**Task goal:** Repeat what the lines below say, word for word, and skip every image.

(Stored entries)

BEGIN

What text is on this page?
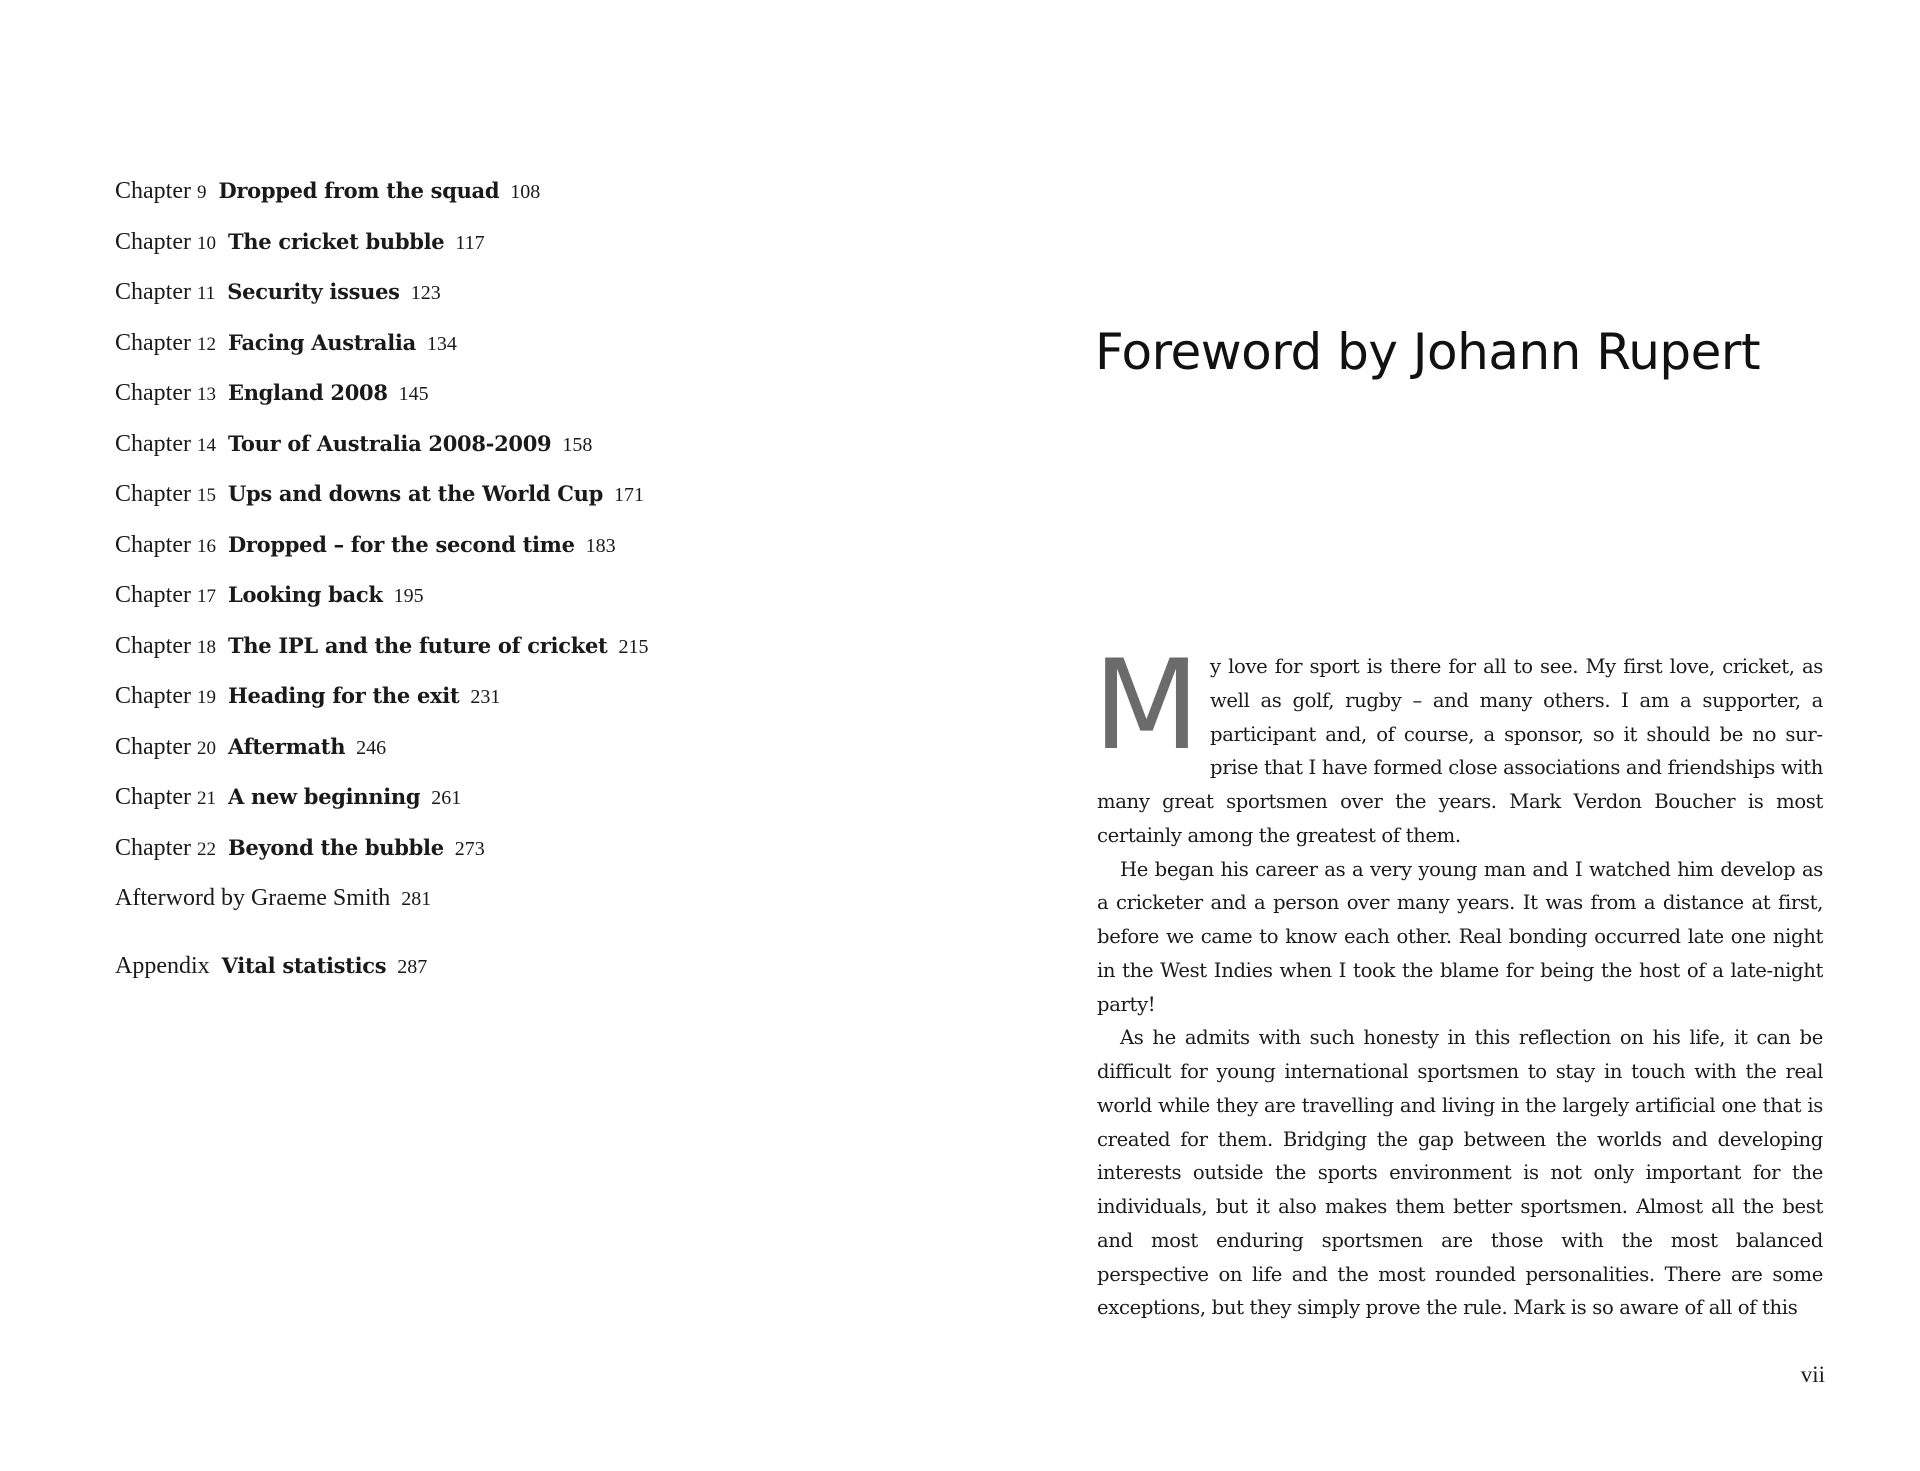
Chapter 9 Dropped from the squad 108
Chapter 10 The cricket bubble 117
Chapter 11 Security issues 123
Chapter 12 Facing Australia 134
Chapter 13 England 2008 145
Chapter 14 Tour of Australia 2008-2009 158
Chapter 15 Ups and downs at the World Cup 171
Chapter 16 Dropped – for the second time 183
Chapter 17 Looking back 195
Chapter 18 The IPL and the future of cricket 215
Chapter 19 Heading for the exit 231
Chapter 20 Aftermath 246
Chapter 21 A new beginning 261
Chapter 22 Beyond the bubble 273
Afterword by Graeme Smith 281
Appendix Vital statistics 287
Foreword by Johann Rupert

My love for sport is there for all to see. My first love, cricket, as well as golf, rugby – and many others. I am a supporter, a participant and, of course, a sponsor, so it should be no surprise that I have formed close associations and friendships with many great sportsmen over the years. Mark Verdon Boucher is most certainly among the greatest of them.

He began his career as a very young man and I watched him develop as a cricketer and a person over many years. It was from a distance at first, before we came to know each other. Real bonding occurred late one night in the West Indies when I took the blame for being the host of a late-night party!

As he admits with such honesty in this reflection on his life, it can be difficult for young international sportsmen to stay in touch with the real world while they are travelling and living in the largely artificial one that is created for them. Bridging the gap between the worlds and developing interests outside the sports environment is not only important for the individuals, but it also makes them better sportsmen. Almost all the best and most enduring sportsmen are those with the most balanced perspective on life and the most rounded personalities. There are some exceptions, but they simply prove the rule. Mark is so aware of all of this

vii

END

**Reply:**
What text is on this page?
Chapter 9 Dropped from the squad 108
Chapter 10 The cricket bubble 117
Chapter 11 Security issues 123
Chapter 12 Facing Australia 134
Chapter 13 England 2008 145
Chapter 14 Tour of Australia 2008-2009 158
Chapter 15 Ups and downs at the World Cup 171
Chapter 16 Dropped – for the second time 183
Chapter 17 Looking back 195
Chapter 18 The IPL and the future of cricket 215
Chapter 19 Heading for the exit 231
Chapter 20 Aftermath 246
Chapter 21 A new beginning 261
Chapter 22 Beyond the bubble 273
Afterword by Graeme Smith 281
Appendix Vital statistics 287
Foreword by Johann Rupert

My love for sport is there for all to see. My first love, cricket, as well as golf, rugby – and many others. I am a supporter, a participant and, of course, a sponsor, so it should be no surprise that I have formed close associations and friendships with many great sportsmen over the years. Mark Verdon Boucher is most certainly among the greatest of them.

He began his career as a very young man and I watched him develop as a cricketer and a person over many years. It was from a distance at first, before we came to know each other. Real bonding occurred late one night in the West Indies when I took the blame for being the host of a late-night party!

As he admits with such honesty in this reflection on his life, it can be difficult for young international sportsmen to stay in touch with the real world while they are travelling and living in the largely artificial one that is created for them. Bridging the gap between the worlds and developing interests outside the sports environment is not only important for the individuals, but it also makes them better sportsmen. Almost all the best and most enduring sportsmen are those with the most balanced perspective on life and the most rounded personalities. There are some exceptions, but they simply prove the rule. Mark is so aware of all of this

vii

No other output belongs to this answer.